» **Consignes**:
[a] Dans l'extrait sur Brûlées, qu'ont convenu de faire Rita et l'homme une fois la boîte terminée ?
[b] Renvoyez, s'il vous plaît, le passage de l'extrait sur Brûlées qui va de « Rita fait danser » jusqu'à « n’est que symbolique. » inclus.
[c] Écrivez la suite de l'extrait sur Brûlées à partir de sa dernière réplique.

Catégorie : Europe du Sud

  • Brûlées – Ariadna Castellarnau

    Quelque part, à certains moments. Est-ce le monde qui meurt ou l’humanité qui s’éteint, à grand feu ? On ne le sait pas trop, et ce n’est pas très important. Les animaux disparaissent, les gens tombent malades, la terre est infertile, et l’on brûle pour purifier. Dans ce monde plongé en pleine apocalypse au long cours, nous allons suivre quelques vies pendant un instant. Il y en a qui essaient de garder un minimum de contrôle en décidant quand ils mourront, d’autres qui suivent les maigres règles qui restent pour créer une nouvelle normalité, certain·es se regroupent, certain·es partent, reviennent, espèrent.

    Qu’espérer dans un monde que l’on sait fini ? Qu’attendre quand les gens autour de soi meurent ou disparaissent ? Au fil des différents portraits, c’est une toile de désespoir maitrisé, de désarroi intériorisé qui se tisse. De ce qui s’est passé on ne sait rien, la cause en est inconnue, et l’on est plongé dans ce marasme sans repère et aux valeurs bouleversées. Les liens familiaux ou amicaux n’ont plus de sens, le quotidien se résume à un long chemin, une attente vide en quête de nourriture ou d’un lieu protecteur. Il y a malgré tout quelques touches de lumière. Des tentatives de regroupements, de retrouvailles, de création. Celles-ci seront parfois vaines et stériles, car la survie seul·e est plus aisée, parfois source de désillusion. Mais avoir vécu dans l’illusion pendant un temps peut permettre de repousser une échéance que l’on sait inéluctable. Et même cela peut glisser entre les doigts.

    La nuit vient et Rita et l’homme n’ont toujours pas décidé qui des deux mangera la dernière pêche au sirop. C’est une décision importante, non seulement car c’est la dernière, mais aussi parce qu’ils ont également convenu qu’une fois la boîte terminée ils se laisseraient mourir de faim.
    Rita fait danser la pêche avec la pointe d’une fourchette.
    – Tu vas la manger ou pas ? demande-t-il.
    – Je ne sais pas. On ne devrait pas la tirer au sort ?
    – Qu’importe qui la mange. Ce n’est que symbolique.
    – Mourir de faim n’a rien de symbolique.

Entrées du jeu de données de mise en page

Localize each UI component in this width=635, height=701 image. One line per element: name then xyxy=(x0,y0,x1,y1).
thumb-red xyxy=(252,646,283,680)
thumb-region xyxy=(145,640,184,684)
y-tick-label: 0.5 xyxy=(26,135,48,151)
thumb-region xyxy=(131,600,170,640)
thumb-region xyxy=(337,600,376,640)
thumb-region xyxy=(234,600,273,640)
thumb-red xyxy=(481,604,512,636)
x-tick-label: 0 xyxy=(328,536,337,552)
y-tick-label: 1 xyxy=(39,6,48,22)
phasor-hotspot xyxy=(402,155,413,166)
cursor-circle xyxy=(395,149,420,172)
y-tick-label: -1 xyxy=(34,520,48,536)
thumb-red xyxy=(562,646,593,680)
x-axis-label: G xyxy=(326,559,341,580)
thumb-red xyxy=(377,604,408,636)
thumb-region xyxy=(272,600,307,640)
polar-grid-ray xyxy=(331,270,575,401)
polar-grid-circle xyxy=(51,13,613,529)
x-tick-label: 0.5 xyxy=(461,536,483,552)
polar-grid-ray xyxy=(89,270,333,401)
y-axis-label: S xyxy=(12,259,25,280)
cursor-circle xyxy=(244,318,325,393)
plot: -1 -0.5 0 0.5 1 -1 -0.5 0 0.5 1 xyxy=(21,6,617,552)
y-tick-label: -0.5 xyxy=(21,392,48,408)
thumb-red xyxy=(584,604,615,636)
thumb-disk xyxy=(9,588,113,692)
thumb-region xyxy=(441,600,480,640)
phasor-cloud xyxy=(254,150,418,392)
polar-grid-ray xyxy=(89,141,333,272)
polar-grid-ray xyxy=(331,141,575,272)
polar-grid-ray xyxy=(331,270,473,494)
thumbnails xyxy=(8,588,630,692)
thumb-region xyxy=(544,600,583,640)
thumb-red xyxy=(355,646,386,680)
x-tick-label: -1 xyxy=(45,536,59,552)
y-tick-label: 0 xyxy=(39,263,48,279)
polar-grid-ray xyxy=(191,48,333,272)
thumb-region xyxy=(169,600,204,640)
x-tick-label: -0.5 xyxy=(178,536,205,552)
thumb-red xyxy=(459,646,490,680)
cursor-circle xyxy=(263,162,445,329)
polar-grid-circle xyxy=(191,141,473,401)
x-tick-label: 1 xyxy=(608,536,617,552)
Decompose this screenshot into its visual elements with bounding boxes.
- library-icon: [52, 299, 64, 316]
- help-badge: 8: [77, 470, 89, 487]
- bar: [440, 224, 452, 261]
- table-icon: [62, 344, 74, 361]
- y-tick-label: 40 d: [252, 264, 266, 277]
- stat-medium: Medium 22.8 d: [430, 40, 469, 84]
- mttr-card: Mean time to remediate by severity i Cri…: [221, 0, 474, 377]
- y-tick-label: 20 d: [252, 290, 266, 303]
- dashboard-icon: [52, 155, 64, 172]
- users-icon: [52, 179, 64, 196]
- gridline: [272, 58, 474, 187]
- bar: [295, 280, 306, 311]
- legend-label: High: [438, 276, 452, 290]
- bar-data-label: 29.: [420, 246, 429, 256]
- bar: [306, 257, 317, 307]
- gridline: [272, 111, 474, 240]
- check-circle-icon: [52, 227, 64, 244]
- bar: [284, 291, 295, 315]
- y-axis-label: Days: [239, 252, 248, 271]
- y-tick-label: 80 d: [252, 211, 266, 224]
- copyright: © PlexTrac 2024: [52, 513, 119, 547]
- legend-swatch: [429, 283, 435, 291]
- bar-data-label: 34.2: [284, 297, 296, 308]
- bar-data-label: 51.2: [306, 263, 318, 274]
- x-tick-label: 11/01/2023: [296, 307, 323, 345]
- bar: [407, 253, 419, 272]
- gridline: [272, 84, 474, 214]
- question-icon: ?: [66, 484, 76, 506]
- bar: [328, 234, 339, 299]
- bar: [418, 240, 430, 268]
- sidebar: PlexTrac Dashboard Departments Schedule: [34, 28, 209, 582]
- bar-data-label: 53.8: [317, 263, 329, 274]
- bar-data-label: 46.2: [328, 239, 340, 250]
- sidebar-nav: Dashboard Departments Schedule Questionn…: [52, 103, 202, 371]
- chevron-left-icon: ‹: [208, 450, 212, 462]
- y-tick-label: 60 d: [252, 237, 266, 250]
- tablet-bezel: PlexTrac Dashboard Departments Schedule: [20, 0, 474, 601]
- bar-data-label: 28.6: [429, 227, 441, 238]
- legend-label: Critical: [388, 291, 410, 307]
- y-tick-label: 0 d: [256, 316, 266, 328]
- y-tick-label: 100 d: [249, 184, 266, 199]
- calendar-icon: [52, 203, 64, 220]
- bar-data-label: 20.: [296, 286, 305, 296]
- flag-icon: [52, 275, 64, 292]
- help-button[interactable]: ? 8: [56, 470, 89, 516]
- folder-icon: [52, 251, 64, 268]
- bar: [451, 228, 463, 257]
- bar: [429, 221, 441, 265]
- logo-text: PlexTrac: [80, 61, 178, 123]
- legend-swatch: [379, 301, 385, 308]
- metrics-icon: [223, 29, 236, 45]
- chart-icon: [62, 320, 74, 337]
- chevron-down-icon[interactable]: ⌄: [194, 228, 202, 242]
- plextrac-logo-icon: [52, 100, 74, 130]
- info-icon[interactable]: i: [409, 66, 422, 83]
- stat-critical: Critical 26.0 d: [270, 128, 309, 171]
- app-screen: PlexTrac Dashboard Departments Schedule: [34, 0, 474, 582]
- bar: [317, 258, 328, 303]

» **Réponses attendues**:
[a] Se laisser mourir de faim.

[b]
Rita fait danser la pêche avec la pointe d’une fourchette.
    – Tu vas la manger ou pas ? demande-t-il.
    – Je ne sais pas. On ne devrait pas la tirer au sort ?
    – Qu’importe qui la mange. Ce n’est que symbolique.

[c]
    On pourrait prendre ce livre comme un recueil de nouvelles, mais au fil des rencontres que l’on fait se dessine des communs, des personnages que l’on retrouve, qui se croisent et repartent dans d’autres temps. La chronologie ici est décousue et n’a pas de sens, car ce monde n’a pas de sens ni d’ordre, malgré les quelques tentatives des protagonistes d’en recréer un.
    Il y a pourtant une sorte de jouissance chez certain·es dans cet effondrement, des pulsions qui remontent, un désir ardent de vie, de mort, de destruction qui les poussent à continuer vers ce qui les tire, quoi que ce puisse être, d’allumer et traverser ces feux purificateurs qui illuminent les contrées de toutes parts et qui, faute de délivrer le monde du mal, défrichent une nouvelle terre, ouvrent de nouveaux horizons dans un rideau de cendres incandescentes.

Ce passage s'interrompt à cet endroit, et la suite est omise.